-- start Data to process --

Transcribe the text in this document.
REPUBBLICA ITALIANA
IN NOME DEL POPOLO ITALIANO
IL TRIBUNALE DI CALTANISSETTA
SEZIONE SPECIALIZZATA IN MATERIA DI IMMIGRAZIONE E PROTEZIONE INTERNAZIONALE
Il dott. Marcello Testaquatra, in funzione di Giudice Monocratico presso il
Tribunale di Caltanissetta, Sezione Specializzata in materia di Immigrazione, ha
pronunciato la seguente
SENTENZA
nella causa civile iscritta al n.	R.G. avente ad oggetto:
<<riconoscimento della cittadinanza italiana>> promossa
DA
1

-- end Data to process --
-- start Data to process --

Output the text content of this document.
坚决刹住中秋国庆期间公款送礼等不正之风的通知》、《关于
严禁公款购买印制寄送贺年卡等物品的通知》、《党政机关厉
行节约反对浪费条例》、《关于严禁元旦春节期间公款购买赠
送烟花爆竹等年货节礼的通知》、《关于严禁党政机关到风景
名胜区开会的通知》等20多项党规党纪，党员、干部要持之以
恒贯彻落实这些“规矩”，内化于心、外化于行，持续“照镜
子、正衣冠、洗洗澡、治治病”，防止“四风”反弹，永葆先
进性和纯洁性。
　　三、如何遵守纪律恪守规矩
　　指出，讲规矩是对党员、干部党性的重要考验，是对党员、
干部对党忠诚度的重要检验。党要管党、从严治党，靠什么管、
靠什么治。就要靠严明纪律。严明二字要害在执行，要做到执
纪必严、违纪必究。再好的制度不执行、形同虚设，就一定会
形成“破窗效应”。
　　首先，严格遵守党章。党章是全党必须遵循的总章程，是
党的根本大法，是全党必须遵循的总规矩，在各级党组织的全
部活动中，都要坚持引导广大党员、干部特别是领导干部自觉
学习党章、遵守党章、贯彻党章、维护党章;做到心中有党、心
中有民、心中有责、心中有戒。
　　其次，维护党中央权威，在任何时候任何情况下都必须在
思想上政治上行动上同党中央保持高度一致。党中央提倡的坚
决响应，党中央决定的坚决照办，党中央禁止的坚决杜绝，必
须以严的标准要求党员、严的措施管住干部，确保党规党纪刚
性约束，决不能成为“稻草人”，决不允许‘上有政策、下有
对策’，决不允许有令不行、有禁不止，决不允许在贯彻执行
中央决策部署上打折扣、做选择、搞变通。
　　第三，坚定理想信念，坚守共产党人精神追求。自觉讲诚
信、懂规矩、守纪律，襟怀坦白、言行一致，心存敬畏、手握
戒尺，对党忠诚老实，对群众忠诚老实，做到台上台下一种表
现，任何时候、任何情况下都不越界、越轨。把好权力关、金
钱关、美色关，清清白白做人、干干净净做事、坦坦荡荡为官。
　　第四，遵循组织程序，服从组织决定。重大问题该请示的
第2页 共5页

-- end Data to process --

> [The exercise] Look over the listing above. Pick out and copy every line that includes "this".

> [Answer for the task]
Transcribe the text in this document.
Output the text content of this document.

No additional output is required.